───── Material shown ─────

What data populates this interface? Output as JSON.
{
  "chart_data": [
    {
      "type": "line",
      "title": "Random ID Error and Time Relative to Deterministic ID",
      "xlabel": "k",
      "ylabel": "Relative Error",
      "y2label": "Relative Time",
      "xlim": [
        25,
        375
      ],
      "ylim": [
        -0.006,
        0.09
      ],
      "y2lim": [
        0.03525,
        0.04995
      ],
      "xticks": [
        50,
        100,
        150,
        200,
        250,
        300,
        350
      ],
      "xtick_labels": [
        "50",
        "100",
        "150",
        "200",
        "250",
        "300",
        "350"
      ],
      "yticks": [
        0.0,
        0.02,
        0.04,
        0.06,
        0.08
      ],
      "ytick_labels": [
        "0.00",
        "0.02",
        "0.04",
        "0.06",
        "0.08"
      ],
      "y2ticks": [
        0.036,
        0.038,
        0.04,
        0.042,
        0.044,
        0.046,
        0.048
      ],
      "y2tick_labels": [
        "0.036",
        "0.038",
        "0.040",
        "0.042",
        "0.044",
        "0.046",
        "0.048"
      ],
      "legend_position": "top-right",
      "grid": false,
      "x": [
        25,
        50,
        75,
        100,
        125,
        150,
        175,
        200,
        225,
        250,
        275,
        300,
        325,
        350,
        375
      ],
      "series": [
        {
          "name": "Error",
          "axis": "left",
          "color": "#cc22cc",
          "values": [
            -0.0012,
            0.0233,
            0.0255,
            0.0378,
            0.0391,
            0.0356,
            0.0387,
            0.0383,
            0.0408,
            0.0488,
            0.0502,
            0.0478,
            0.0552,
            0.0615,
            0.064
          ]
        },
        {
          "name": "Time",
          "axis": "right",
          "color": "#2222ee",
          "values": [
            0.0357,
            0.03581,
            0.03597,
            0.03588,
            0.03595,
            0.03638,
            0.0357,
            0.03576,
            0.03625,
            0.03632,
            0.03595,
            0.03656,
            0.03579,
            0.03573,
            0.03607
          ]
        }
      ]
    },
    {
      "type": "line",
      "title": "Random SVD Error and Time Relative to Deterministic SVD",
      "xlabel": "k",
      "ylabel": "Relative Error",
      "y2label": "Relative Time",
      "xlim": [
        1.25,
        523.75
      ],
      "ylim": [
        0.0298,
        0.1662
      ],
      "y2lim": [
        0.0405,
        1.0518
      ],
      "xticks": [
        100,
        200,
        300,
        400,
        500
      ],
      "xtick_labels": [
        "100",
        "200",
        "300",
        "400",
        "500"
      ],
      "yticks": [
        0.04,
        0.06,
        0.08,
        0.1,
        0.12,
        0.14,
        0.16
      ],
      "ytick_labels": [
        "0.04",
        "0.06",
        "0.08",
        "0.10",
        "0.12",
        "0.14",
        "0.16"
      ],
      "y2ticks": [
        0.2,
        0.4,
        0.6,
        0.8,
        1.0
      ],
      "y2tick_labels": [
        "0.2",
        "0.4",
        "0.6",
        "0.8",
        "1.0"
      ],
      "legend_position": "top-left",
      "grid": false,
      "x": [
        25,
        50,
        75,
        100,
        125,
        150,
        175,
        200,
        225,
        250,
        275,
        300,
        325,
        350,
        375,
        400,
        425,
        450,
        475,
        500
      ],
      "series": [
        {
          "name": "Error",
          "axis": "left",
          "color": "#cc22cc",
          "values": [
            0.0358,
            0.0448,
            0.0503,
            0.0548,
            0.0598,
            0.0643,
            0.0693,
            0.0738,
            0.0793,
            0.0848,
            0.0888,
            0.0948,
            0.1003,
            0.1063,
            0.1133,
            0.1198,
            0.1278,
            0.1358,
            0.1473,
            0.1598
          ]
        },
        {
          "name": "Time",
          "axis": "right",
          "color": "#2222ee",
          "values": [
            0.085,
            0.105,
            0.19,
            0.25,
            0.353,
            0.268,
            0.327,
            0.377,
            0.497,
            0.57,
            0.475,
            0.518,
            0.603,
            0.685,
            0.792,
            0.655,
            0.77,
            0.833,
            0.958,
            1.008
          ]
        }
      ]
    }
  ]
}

─────

Your goal> Copy out the whole listing exactly as written.

Response>
What data populates this interface? Output as JSON.
{
  "chart_data": [
    {
      "type": "line",
      "title": "Random ID Error and Time Relative to Deterministic ID",
      "xlabel": "k",
      "ylabel": "Relative Error",
      "y2label": "Relative Time",
      "xlim": [
        25,
        375
      ],
      "ylim": [
        -0.006,
        0.09
      ],
      "y2lim": [
        0.03525,
        0.04995
      ],
      "xticks": [
        50,
        100,
        150,
        200,
        250,
        300,
        350
      ],
      "xtick_labels": [
        "50",
        "100",
        "150",
        "200",
        "250",
        "300",
        "350"
      ],
      "yticks": [
        0.0,
        0.02,
        0.04,
        0.06,
        0.08
      ],
      "ytick_labels": [
        "0.00",
        "0.02",
        "0.04",
        "0.06",
        "0.08"
      ],
      "y2ticks": [
        0.036,
        0.038,
        0.04,
        0.042,
        0.044,
        0.046,
        0.048
      ],
      "y2tick_labels": [
        "0.036",
        "0.038",
        "0.040",
        "0.042",
        "0.044",
        "0.046",
        "0.048"
      ],
      "legend_position": "top-right",
      "grid": false,
      "x": [
        25,
        50,
        75,
        100,
        125,
        150,
        175,
        200,
        225,
        250,
        275,
        300,
        325,
        350,
        375
      ],
      "series": [
        {
          "name": "Error",
          "axis": "left",
          "color": "#cc22cc",
          "values": [
            -0.0012,
            0.0233,
            0.0255,
            0.0378,
            0.0391,
            0.0356,
            0.0387,
            0.0383,
            0.0408,
            0.0488,
            0.0502,
            0.0478,
            0.0552,
            0.0615,
            0.064
          ]
        },
        {
          "name": "Time",
          "axis": "right",
          "color": "#2222ee",
          "values": [
            0.0357,
            0.03581,
            0.03597,
            0.03588,
            0.03595,
            0.03638,
            0.0357,
            0.03576,
            0.03625,
            0.03632,
            0.03595,
            0.03656,
            0.03579,
            0.03573,
            0.03607
          ]
        }
      ]
    },
    {
      "type": "line",
      "title": "Random SVD Error and Time Relative to Deterministic SVD",
      "xlabel": "k",
      "ylabel": "Relative Error",
      "y2label": "Relative Time",
      "xlim": [
        1.25,
        523.75
      ],
      "ylim": [
        0.0298,
        0.1662
      ],
      "y2lim": [
        0.0405,
        1.0518
      ],
      "xticks": [
        100,
        200,
        300,
        400,
        500
      ],
      "xtick_labels": [
        "100",
        "200",
        "300",
        "400",
        "500"
      ],
      "yticks": [
        0.04,
        0.06,
        0.08,
        0.1,
        0.12,
        0.14,
        0.16
      ],
      "ytick_labels": [
        "0.04",
        "0.06",
        "0.08",
        "0.10",
        "0.12",
        "0.14",
        "0.16"
      ],
      "y2ticks": [
        0.2,
        0.4,
        0.6,
        0.8,
        1.0
      ],
      "y2tick_labels": [
        "0.2",
        "0.4",
        "0.6",
        "0.8",
        "1.0"
      ],
      "legend_position": "top-left",
      "grid": false,
      "x": [
        25,
        50,
        75,
        100,
        125,
        150,
        175,
        200,
        225,
        250,
        275,
        300,
        325,
        350,
        375,
        400,
        425,
        450,
        475,
        500
      ],
      "series": [
        {
          "name": "Error",
          "axis": "left",
          "color": "#cc22cc",
          "values": [
            0.0358,
            0.0448,
            0.0503,
            0.0548,
            0.0598,
            0.0643,
            0.0693,
            0.0738,
            0.0793,
            0.0848,
            0.0888,
            0.0948,
            0.1003,
            0.1063,
            0.1133,
            0.1198,
            0.1278,
            0.1358,
            0.1473,
            0.1598
          ]
        },
        {
          "name": "Time",
          "axis": "right",
          "color": "#2222ee",
          "values": [
            0.085,
            0.105,
            0.19,
            0.25,
            0.353,
            0.268,
            0.327,
            0.377,
            0.497,
            0.57,
            0.475,
            0.518,
            0.603,
            0.685,
            0.792,
            0.655,
            0.77,
            0.833,
            0.958,
            1.008
          ]
        }
      ]
    }
  ]
}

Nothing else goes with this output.